**WHAT YOU HAVE TO DO:** Print the records below word for word, but leave out the pictures.

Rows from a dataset
(begin)
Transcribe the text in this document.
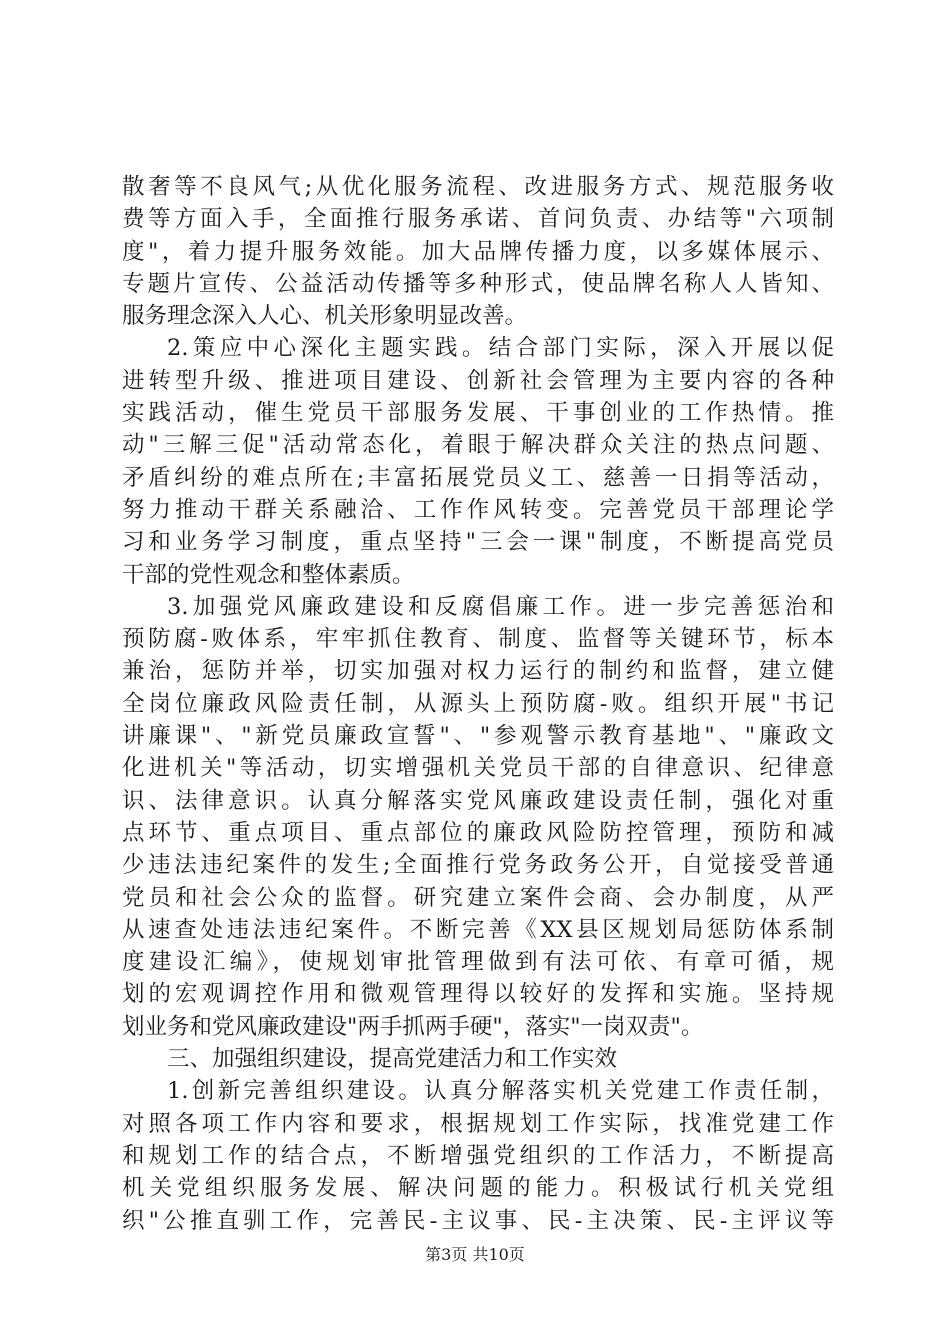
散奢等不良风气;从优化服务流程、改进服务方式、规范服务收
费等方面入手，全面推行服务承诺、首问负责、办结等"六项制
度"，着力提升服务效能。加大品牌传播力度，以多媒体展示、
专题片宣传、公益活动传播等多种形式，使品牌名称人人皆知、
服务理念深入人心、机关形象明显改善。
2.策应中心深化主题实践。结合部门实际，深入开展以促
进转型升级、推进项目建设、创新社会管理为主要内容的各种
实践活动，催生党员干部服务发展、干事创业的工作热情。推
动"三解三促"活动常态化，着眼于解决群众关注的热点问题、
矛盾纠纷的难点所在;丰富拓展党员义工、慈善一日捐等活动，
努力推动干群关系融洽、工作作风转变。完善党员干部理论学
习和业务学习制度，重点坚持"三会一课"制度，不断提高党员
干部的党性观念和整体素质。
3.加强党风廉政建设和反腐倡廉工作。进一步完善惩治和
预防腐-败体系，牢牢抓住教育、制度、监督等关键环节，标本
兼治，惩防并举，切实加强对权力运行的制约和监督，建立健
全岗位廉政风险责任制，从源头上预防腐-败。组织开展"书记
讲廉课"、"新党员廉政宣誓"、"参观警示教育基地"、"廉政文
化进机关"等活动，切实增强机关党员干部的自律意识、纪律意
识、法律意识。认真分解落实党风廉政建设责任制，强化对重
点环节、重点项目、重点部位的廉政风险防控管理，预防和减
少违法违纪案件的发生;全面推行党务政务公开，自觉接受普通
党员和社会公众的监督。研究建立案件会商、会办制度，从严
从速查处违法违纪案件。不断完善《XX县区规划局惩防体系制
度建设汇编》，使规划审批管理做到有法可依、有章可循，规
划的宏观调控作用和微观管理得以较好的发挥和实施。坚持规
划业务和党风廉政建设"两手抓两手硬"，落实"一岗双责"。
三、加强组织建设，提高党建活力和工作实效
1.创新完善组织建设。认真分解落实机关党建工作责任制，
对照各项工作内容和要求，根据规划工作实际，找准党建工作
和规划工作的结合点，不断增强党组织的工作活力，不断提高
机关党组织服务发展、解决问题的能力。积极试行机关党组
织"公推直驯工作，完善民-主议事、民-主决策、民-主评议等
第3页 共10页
(end)
**OUTPUT OF THE EXERCISE:**
Transcribe the text in this document.
散奢等不良风气;从优化服务流程、改进服务方式、规范服务收
费等方面入手，全面推行服务承诺、首问负责、办结等"六项制
度"，着力提升服务效能。加大品牌传播力度，以多媒体展示、
专题片宣传、公益活动传播等多种形式，使品牌名称人人皆知、
服务理念深入人心、机关形象明显改善。
2.策应中心深化主题实践。结合部门实际，深入开展以促
进转型升级、推进项目建设、创新社会管理为主要内容的各种
实践活动，催生党员干部服务发展、干事创业的工作热情。推
动"三解三促"活动常态化，着眼于解决群众关注的热点问题、
矛盾纠纷的难点所在;丰富拓展党员义工、慈善一日捐等活动，
努力推动干群关系融洽、工作作风转变。完善党员干部理论学
习和业务学习制度，重点坚持"三会一课"制度，不断提高党员
干部的党性观念和整体素质。
3.加强党风廉政建设和反腐倡廉工作。进一步完善惩治和
预防腐-败体系，牢牢抓住教育、制度、监督等关键环节，标本
兼治，惩防并举，切实加强对权力运行的制约和监督，建立健
全岗位廉政风险责任制，从源头上预防腐-败。组织开展"书记
讲廉课"、"新党员廉政宣誓"、"参观警示教育基地"、"廉政文
化进机关"等活动，切实增强机关党员干部的自律意识、纪律意
识、法律意识。认真分解落实党风廉政建设责任制，强化对重
点环节、重点项目、重点部位的廉政风险防控管理，预防和减
少违法违纪案件的发生;全面推行党务政务公开，自觉接受普通
党员和社会公众的监督。研究建立案件会商、会办制度，从严
从速查处违法违纪案件。不断完善《XX县区规划局惩防体系制
度建设汇编》，使规划审批管理做到有法可依、有章可循，规
划的宏观调控作用和微观管理得以较好的发挥和实施。坚持规
划业务和党风廉政建设"两手抓两手硬"，落实"一岗双责"。
三、加强组织建设，提高党建活力和工作实效
1.创新完善组织建设。认真分解落实机关党建工作责任制，
对照各项工作内容和要求，根据规划工作实际，找准党建工作
和规划工作的结合点，不断增强党组织的工作活力，不断提高
机关党组织服务发展、解决问题的能力。积极试行机关党组
织"公推直驯工作，完善民-主议事、民-主决策、民-主评议等
第3页 共10页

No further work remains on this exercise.